Data supplied:
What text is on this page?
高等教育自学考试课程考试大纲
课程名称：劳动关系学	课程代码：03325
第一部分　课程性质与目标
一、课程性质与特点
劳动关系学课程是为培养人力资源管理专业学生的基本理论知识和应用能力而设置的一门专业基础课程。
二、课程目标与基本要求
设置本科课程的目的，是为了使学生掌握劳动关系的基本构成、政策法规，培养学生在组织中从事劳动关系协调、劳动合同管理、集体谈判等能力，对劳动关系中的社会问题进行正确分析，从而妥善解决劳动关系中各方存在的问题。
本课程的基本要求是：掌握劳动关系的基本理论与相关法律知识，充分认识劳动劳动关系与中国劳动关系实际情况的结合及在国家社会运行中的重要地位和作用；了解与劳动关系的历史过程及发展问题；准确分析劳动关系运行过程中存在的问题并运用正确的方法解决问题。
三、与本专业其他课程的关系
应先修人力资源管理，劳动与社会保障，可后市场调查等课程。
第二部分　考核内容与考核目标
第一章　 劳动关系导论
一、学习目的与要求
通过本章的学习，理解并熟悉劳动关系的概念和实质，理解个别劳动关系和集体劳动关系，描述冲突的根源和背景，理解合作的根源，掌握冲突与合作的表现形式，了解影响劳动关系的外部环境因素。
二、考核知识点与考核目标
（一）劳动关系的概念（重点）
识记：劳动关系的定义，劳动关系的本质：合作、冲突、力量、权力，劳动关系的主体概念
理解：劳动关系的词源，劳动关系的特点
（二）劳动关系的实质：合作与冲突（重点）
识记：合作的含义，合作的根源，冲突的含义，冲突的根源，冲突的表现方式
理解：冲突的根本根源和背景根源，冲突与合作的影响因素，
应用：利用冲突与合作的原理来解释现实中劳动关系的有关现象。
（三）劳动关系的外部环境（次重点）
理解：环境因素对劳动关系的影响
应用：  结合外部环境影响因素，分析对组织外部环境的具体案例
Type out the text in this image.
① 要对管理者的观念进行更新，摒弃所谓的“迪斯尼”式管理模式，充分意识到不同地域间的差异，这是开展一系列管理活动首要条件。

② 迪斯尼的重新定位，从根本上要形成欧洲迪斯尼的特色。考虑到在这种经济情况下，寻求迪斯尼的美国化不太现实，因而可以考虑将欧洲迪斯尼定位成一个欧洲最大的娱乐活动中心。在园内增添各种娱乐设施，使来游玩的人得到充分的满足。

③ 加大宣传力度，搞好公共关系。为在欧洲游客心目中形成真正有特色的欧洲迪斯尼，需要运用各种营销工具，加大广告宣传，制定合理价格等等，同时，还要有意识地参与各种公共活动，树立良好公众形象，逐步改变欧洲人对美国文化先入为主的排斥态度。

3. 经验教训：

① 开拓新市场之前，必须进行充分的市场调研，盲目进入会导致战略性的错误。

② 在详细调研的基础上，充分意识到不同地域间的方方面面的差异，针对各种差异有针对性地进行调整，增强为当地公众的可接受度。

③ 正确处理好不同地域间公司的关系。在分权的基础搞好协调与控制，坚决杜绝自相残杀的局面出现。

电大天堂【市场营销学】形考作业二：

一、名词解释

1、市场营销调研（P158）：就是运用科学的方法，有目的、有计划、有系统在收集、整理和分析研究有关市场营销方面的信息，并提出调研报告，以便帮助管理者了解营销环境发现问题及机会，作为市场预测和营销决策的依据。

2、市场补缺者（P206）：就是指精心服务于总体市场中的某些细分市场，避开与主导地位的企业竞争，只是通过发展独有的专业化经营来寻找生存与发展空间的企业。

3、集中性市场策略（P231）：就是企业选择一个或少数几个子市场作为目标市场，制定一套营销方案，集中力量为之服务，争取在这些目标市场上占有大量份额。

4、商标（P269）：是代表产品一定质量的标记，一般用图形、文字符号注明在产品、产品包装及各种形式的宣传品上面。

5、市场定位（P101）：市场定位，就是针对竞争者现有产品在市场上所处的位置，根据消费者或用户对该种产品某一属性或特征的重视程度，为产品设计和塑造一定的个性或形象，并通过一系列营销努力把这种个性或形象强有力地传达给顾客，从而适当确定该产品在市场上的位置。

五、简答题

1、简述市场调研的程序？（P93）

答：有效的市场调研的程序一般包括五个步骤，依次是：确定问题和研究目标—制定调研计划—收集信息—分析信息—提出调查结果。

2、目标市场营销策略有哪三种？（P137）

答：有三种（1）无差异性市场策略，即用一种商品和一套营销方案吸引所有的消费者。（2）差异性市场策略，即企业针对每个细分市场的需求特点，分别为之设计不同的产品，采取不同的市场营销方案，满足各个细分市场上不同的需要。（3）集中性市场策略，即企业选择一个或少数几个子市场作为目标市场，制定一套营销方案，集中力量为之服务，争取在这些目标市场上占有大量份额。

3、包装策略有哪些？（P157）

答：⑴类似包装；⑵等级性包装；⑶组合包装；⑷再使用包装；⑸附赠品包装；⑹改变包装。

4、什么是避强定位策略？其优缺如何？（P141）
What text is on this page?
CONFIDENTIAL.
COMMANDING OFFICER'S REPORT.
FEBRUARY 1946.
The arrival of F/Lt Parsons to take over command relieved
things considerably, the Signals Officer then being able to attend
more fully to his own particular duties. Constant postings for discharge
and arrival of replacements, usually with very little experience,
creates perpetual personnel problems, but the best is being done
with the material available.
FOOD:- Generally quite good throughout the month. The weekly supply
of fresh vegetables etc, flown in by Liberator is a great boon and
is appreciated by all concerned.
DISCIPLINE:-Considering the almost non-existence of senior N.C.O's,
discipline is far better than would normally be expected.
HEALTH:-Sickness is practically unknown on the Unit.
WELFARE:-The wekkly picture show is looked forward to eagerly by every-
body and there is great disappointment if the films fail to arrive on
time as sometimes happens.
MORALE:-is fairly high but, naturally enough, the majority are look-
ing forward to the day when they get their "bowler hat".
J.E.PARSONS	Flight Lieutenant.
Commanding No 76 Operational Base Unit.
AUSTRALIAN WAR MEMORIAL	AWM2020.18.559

Work to do:
Set all of the records down again, exactly as they stand.

Output for this task:
What text is on this page?
高等教育自学考试课程考试大纲
课程名称：劳动关系学	课程代码：03325
第一部分　课程性质与目标
一、课程性质与特点
劳动关系学课程是为培养人力资源管理专业学生的基本理论知识和应用能力而设置的一门专业基础课程。
二、课程目标与基本要求
设置本科课程的目的，是为了使学生掌握劳动关系的基本构成、政策法规，培养学生在组织中从事劳动关系协调、劳动合同管理、集体谈判等能力，对劳动关系中的社会问题进行正确分析，从而妥善解决劳动关系中各方存在的问题。
本课程的基本要求是：掌握劳动关系的基本理论与相关法律知识，充分认识劳动劳动关系与中国劳动关系实际情况的结合及在国家社会运行中的重要地位和作用；了解与劳动关系的历史过程及发展问题；准确分析劳动关系运行过程中存在的问题并运用正确的方法解决问题。
三、与本专业其他课程的关系
应先修人力资源管理，劳动与社会保障，可后市场调查等课程。
第二部分　考核内容与考核目标
第一章　 劳动关系导论
一、学习目的与要求
通过本章的学习，理解并熟悉劳动关系的概念和实质，理解个别劳动关系和集体劳动关系，描述冲突的根源和背景，理解合作的根源，掌握冲突与合作的表现形式，了解影响劳动关系的外部环境因素。
二、考核知识点与考核目标
（一）劳动关系的概念（重点）
识记：劳动关系的定义，劳动关系的本质：合作、冲突、力量、权力，劳动关系的主体概念
理解：劳动关系的词源，劳动关系的特点
（二）劳动关系的实质：合作与冲突（重点）
识记：合作的含义，合作的根源，冲突的含义，冲突的根源，冲突的表现方式
理解：冲突的根本根源和背景根源，冲突与合作的影响因素，
应用：利用冲突与合作的原理来解释现实中劳动关系的有关现象。
（三）劳动关系的外部环境（次重点）
理解：环境因素对劳动关系的影响
应用：  结合外部环境影响因素，分析对组织外部环境的具体案例
Type out the text in this image.
① 要对管理者的观念进行更新，摒弃所谓的“迪斯尼”式管理模式，充分意识到不同地域间的差异，这是开展一系列管理活动首要条件。

② 迪斯尼的重新定位，从根本上要形成欧洲迪斯尼的特色。考虑到在这种经济情况下，寻求迪斯尼的美国化不太现实，因而可以考虑将欧洲迪斯尼定位成一个欧洲最大的娱乐活动中心。在园内增添各种娱乐设施，使来游玩的人得到充分的满足。

③ 加大宣传力度，搞好公共关系。为在欧洲游客心目中形成真正有特色的欧洲迪斯尼，需要运用各种营销工具，加大广告宣传，制定合理价格等等，同时，还要有意识地参与各种公共活动，树立良好公众形象，逐步改变欧洲人对美国文化先入为主的排斥态度。

3. 经验教训：

① 开拓新市场之前，必须进行充分的市场调研，盲目进入会导致战略性的错误。

② 在详细调研的基础上，充分意识到不同地域间的方方面面的差异，针对各种差异有针对性地进行调整，增强为当地公众的可接受度。

③ 正确处理好不同地域间公司的关系。在分权的基础搞好协调与控制，坚决杜绝自相残杀的局面出现。

电大天堂【市场营销学】形考作业二：

一、名词解释

1、市场营销调研（P158）：就是运用科学的方法，有目的、有计划、有系统在收集、整理和分析研究有关市场营销方面的信息，并提出调研报告，以便帮助管理者了解营销环境发现问题及机会，作为市场预测和营销决策的依据。

2、市场补缺者（P206）：就是指精心服务于总体市场中的某些细分市场，避开与主导地位的企业竞争，只是通过发展独有的专业化经营来寻找生存与发展空间的企业。

3、集中性市场策略（P231）：就是企业选择一个或少数几个子市场作为目标市场，制定一套营销方案，集中力量为之服务，争取在这些目标市场上占有大量份额。

4、商标（P269）：是代表产品一定质量的标记，一般用图形、文字符号注明在产品、产品包装及各种形式的宣传品上面。

5、市场定位（P101）：市场定位，就是针对竞争者现有产品在市场上所处的位置，根据消费者或用户对该种产品某一属性或特征的重视程度，为产品设计和塑造一定的个性或形象，并通过一系列营销努力把这种个性或形象强有力地传达给顾客，从而适当确定该产品在市场上的位置。

五、简答题

1、简述市场调研的程序？（P93）

答：有效的市场调研的程序一般包括五个步骤，依次是：确定问题和研究目标—制定调研计划—收集信息—分析信息—提出调查结果。

2、目标市场营销策略有哪三种？（P137）

答：有三种（1）无差异性市场策略，即用一种商品和一套营销方案吸引所有的消费者。（2）差异性市场策略，即企业针对每个细分市场的需求特点，分别为之设计不同的产品，采取不同的市场营销方案，满足各个细分市场上不同的需要。（3）集中性市场策略，即企业选择一个或少数几个子市场作为目标市场，制定一套营销方案，集中力量为之服务，争取在这些目标市场上占有大量份额。

3、包装策略有哪些？（P157）

答：⑴类似包装；⑵等级性包装；⑶组合包装；⑷再使用包装；⑸附赠品包装；⑹改变包装。

4、什么是避强定位策略？其优缺如何？（P141）
What text is on this page?
CONFIDENTIAL.
COMMANDING OFFICER'S REPORT.
FEBRUARY 1946.
The arrival of F/Lt Parsons to take over command relieved
things considerably, the Signals Officer then being able to attend
more fully to his own particular duties. Constant postings for discharge
and arrival of replacements, usually with very little experience,
creates perpetual personnel problems, but the best is being done
with the material available.
FOOD:- Generally quite good throughout the month. The weekly supply
of fresh vegetables etc, flown in by Liberator is a great boon and
is appreciated by all concerned.
DISCIPLINE:-Considering the almost non-existence of senior N.C.O's,
discipline is far better than would normally be expected.
HEALTH:-Sickness is practically unknown on the Unit.
WELFARE:-The wekkly picture show is looked forward to eagerly by every-
body and there is great disappointment if the films fail to arrive on
time as sometimes happens.
MORALE:-is fairly high but, naturally enough, the majority are look-
ing forward to the day when they get their "bowler hat".
J.E.PARSONS	Flight Lieutenant.
Commanding No 76 Operational Base Unit.
AUSTRALIAN WAR MEMORIAL	AWM2020.18.559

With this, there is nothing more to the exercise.